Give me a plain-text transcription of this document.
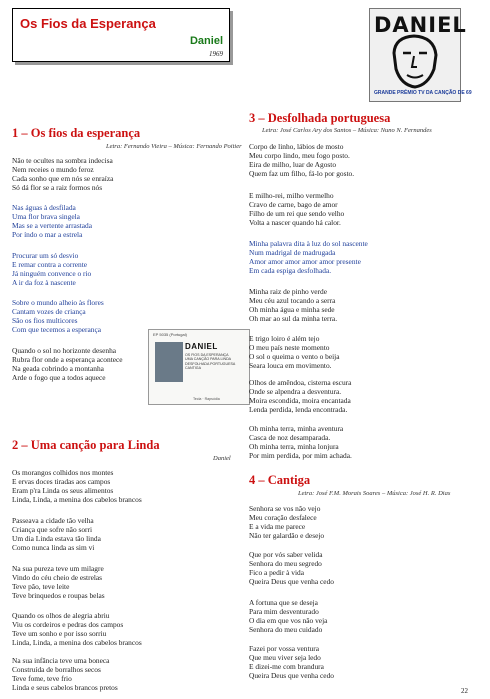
Os Fios da Esperança
Daniel
1969
DANIEL
GRANDE PRÉMIO TV DA CANÇÃO DE 69
EP 5035 (Portugal)
DANIEL
OS FIOS DA ESPERANÇA
UMA CANÇÃO PARA LINDA
DESFOLHADA PORTUGUESA
CANTIGA
Tecla · Rapsódia
1 – Os fios da esperança
Letra: Fernando Vieira – Música: Fernando Poitier
Não te ocultes na sombra indecisa
Nem receies o mundo feroz
Cada sonho que em nós se enraíza
Só dá flor se a raiz formos nós
Nas águas à desfilada
Uma flor brava singela
Mas se a vertente arrastada
Por índo o mar a estrela
Procurar um só desvio
E remar contra a corrente
Já ninguém convence o rio
A ir da foz à nascente
Sobre o mundo alheio às flores
Cantam vozes de criança
São os fios multicores
Com que tecemos a esperança
Quando o sol no horizonte desenha
Rubra flor onde a esperança acontece
Na geada cobrindo a montanha
Arde o fogo que a todos aquece
2 – Uma canção para Linda
Daniel
Os morangos colhidos nos montes
E ervas doces tiradas aos campos
Eram p'ra Linda os seus alimentos
Linda, Linda, a menina dos cabelos brancos
Passeava a cidade tão velha
Criança que sofre não sorri
Um dia Linda estava tão linda
Como nunca linda as sim vi
Na sua pureza teve um milagre
Vindo do céu cheio de estrelas
Teve pão, teve leite
Teve brinquedos e roupas belas
Quando os olhos de alegria abriu
Viu os cordeiros e pedras dos campos
Teve um sonho e por isso sorriu
Linda, Linda, a menina dos cabelos brancos
Na sua infância teve uma boneca
Construída de borralhos secos
Teve fome, teve frio
Linda e seus cabelos brancos pretos
3 – Desfolhada portuguesa
Letra: José Carlos Ary dos Santos – Música: Nuno N. Fernandes
Corpo de linho, lábios de mosto
Meu corpo lindo, meu fogo posto.
Eira de milho, luar de Agosto
Quem faz um filho, fá-lo por gosto.
E milho-rei, milho vermelho
Cravo de carne, bago de amor
Filho de um rei que sendo velho
Volta a nascer quando há calor.
Minha palavra dita à luz do sol nascente
Num madrigal de madrugada
Amor amor amor amor amor presente
Em cada espiga desfolhada.
Minha raiz de pinho verde
Meu céu azul tocando a serra
Oh minha água e minha sede
Oh mar ao sul da minha terra.
E trigo loiro é além tejo
O meu país neste momento
O sol o queima o vento o beija
Seara louca em movimento.
Olhos de amêndoa, cisterna escura
Onde se alpendra a desventura.
Moira escondida, moira encantada
Lenda perdida, lenda encontrada.
Oh minha terra, minha aventura
Casca de noz desamparada.
Oh minha terra, minha lonjura
Por mim perdida, por mim achada.
4 – Cantiga
Letra: José F.M. Morais Soares – Música: José H. R. Dias
Senhora se vos não vejo
Meu coração desfalece
E a vida me parece
Não ter galardão e desejo
Que por vós saber velida
Senhora do meu segredo
Fico a pedir à vida
Queira Deus que venha cedo
A fortuna que se deseja
Para mim desventurado
O dia em que vos não veja
Senhora do meu cuidado
Fazei por vossa ventura
Que meu viver seja ledo
E dizei-me com brandura
Queira Deus que venha cedo
22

▶ _Aim of the exercise_: In the entries above, find each line with the word "Letra" and copy it.

▶ _Task solution_:
Letra: Fernando Vieira – Música: Fernando Poitier
Letra: José Carlos Ary dos Santos – Música: Nuno N. Fernandes
Letra: José F.M. Morais Soares – Música: José H. R. Dias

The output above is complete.